Find the word "Deployment" in the data. Return every line where it appears.

(Stored items from a collection)

— BEGIN —

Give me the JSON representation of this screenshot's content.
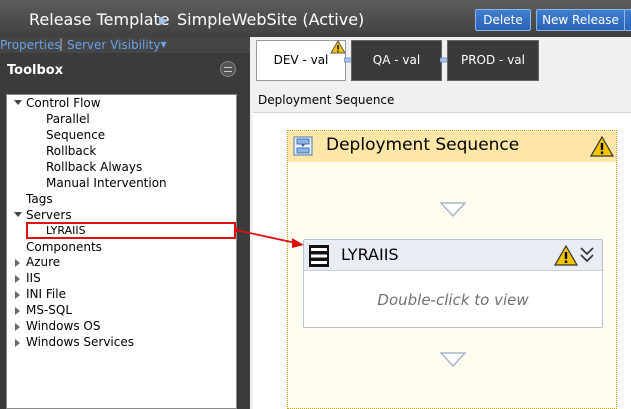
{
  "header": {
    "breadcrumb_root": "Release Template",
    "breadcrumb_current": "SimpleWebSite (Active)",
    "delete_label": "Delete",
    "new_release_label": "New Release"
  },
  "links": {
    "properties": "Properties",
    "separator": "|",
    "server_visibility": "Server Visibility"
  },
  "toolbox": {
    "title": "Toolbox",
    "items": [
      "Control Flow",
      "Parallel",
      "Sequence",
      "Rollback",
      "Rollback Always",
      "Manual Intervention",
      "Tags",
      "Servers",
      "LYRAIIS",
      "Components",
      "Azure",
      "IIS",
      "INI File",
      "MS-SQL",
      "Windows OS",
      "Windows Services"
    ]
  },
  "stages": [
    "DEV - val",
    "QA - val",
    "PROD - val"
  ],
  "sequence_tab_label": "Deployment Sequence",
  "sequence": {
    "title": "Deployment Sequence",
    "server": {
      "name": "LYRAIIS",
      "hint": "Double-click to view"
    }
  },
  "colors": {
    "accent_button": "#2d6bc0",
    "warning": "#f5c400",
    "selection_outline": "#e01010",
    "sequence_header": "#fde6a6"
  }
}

— END —
— BEGIN —

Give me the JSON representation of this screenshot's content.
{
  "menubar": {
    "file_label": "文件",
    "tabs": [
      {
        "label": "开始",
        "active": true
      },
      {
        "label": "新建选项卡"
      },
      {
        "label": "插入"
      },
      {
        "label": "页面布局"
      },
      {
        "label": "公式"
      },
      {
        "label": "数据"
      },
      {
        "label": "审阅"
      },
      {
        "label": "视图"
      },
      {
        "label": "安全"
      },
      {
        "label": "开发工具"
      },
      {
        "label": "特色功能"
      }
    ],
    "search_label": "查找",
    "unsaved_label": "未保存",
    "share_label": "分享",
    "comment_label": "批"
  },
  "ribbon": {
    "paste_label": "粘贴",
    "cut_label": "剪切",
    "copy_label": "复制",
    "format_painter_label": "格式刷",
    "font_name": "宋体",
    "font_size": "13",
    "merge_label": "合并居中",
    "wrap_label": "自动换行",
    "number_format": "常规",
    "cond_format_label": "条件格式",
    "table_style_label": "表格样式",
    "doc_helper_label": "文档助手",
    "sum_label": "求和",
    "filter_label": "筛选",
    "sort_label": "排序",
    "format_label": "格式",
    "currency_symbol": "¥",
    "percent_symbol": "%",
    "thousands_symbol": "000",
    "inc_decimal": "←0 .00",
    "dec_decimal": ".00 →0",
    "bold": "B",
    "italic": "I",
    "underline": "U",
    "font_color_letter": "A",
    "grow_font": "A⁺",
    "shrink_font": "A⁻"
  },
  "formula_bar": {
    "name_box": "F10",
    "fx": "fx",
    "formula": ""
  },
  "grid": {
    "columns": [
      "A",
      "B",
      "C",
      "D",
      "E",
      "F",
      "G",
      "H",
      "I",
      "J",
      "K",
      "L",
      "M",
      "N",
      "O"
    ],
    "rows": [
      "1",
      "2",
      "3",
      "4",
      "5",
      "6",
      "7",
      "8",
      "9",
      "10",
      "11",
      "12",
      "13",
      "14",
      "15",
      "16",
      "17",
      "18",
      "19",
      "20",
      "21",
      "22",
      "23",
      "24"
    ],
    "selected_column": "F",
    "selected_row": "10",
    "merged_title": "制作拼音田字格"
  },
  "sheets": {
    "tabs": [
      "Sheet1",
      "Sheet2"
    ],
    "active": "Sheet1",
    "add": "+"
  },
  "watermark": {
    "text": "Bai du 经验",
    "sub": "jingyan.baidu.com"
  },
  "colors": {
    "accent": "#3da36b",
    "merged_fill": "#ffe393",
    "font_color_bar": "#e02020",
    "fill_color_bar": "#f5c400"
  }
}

— END —
— BEGIN —

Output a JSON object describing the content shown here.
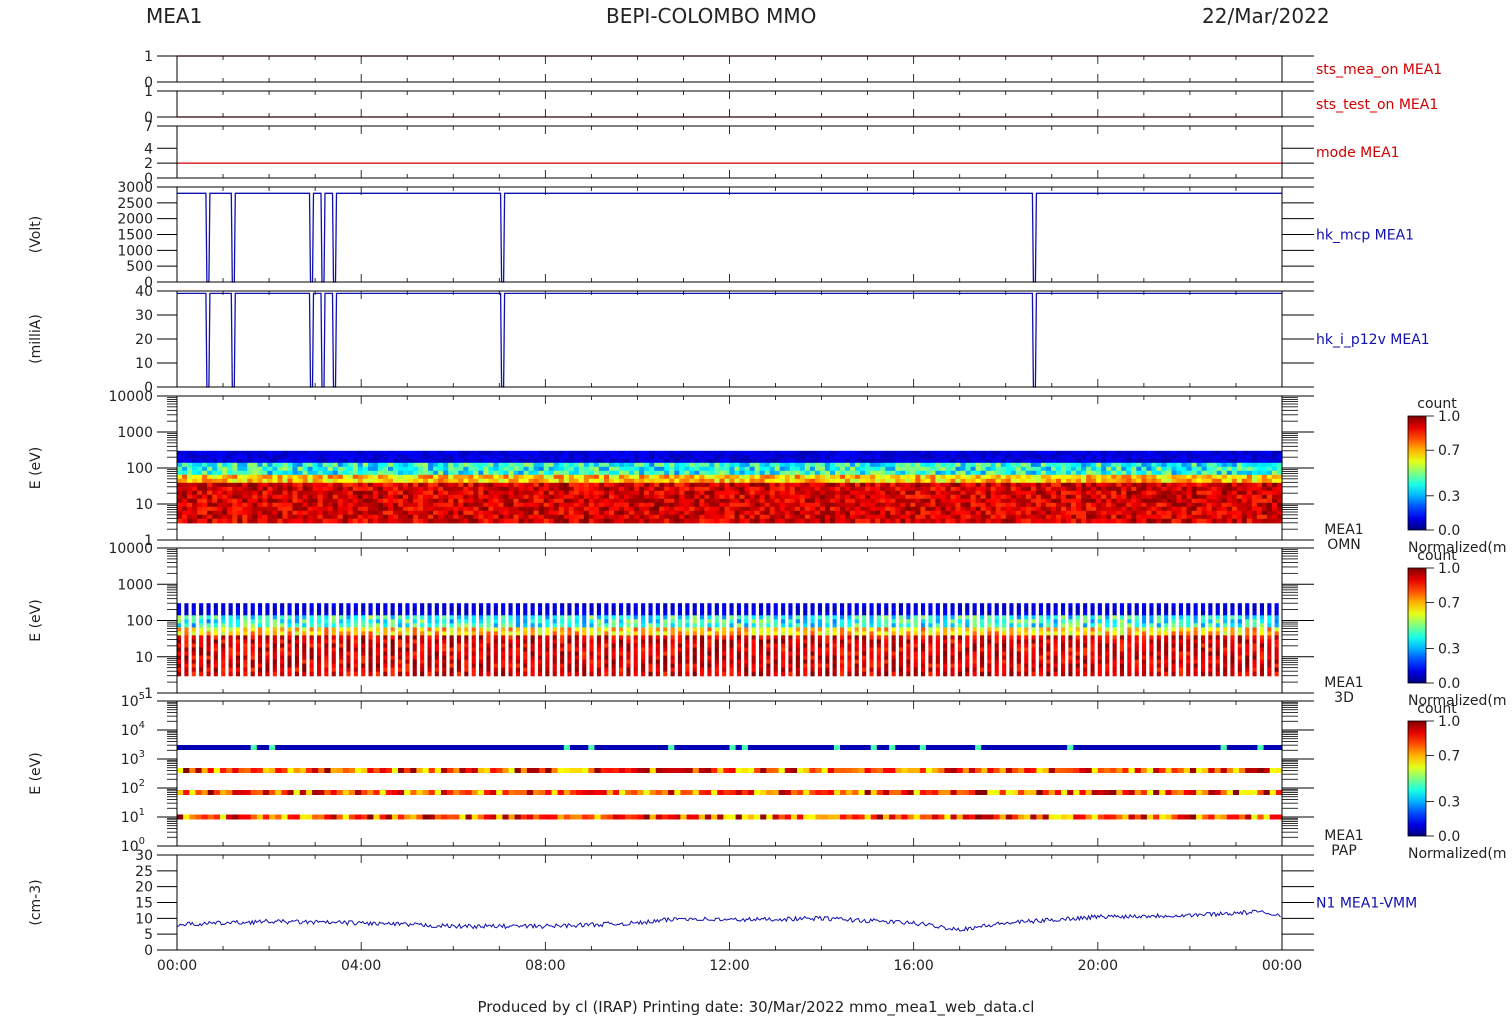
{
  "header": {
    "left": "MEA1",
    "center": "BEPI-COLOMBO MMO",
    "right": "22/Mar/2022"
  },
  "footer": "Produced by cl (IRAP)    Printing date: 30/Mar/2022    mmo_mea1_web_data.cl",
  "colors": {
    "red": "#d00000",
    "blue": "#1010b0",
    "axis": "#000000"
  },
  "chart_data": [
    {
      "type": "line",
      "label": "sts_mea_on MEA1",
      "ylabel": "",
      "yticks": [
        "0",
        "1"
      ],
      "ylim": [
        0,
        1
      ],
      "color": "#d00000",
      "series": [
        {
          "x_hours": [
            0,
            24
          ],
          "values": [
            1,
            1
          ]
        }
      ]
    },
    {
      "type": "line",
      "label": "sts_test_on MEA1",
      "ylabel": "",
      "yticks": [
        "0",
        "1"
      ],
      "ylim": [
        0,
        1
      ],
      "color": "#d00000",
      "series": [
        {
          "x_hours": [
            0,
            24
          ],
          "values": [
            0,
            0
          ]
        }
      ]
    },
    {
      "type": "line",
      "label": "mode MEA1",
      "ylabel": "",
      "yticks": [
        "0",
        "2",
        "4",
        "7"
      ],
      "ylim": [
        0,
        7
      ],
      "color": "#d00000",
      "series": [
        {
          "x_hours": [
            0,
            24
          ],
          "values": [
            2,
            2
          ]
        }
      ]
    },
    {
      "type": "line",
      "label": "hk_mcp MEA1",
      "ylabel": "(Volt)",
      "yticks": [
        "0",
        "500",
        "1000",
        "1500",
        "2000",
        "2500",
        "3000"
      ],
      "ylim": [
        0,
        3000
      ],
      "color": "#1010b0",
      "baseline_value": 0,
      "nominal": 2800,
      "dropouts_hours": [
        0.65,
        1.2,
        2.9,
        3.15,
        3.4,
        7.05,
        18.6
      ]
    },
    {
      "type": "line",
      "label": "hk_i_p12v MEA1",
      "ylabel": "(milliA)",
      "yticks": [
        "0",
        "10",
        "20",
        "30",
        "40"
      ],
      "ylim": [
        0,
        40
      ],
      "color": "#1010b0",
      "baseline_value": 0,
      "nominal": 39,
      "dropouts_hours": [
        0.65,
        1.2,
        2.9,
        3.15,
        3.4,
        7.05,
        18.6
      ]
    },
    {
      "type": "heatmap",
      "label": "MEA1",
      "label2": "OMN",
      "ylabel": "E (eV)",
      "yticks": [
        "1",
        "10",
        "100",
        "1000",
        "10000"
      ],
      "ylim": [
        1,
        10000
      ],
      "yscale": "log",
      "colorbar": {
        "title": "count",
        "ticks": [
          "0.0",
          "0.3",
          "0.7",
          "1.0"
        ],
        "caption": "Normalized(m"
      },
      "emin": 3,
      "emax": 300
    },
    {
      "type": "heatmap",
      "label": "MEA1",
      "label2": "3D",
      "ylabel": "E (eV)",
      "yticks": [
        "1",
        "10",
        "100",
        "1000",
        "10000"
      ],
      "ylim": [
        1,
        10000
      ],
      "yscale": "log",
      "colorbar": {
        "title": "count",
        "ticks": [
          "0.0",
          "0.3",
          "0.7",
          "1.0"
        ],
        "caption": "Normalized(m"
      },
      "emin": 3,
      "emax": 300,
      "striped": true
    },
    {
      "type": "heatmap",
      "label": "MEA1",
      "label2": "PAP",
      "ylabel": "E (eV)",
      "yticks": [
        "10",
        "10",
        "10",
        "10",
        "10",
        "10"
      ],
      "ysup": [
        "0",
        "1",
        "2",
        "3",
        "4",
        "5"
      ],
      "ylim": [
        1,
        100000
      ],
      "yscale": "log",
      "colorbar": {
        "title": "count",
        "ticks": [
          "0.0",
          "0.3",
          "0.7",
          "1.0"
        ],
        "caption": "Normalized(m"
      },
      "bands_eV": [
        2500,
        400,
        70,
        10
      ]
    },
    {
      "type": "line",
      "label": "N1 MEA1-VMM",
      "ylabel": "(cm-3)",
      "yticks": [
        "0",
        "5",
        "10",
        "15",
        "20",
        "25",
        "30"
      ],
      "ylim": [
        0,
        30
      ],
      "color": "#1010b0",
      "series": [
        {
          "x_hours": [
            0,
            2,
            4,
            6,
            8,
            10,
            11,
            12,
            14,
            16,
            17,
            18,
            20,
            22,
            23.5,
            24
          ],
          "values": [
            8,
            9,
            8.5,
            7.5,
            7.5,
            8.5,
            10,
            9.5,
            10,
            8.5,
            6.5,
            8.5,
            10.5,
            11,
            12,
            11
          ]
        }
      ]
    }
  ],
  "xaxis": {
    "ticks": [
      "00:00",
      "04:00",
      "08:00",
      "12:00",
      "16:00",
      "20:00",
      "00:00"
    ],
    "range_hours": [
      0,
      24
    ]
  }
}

— END —

* _Response_
  "sequence_tab_label": "Deployment Sequence",
    "title": "Deployment Sequence",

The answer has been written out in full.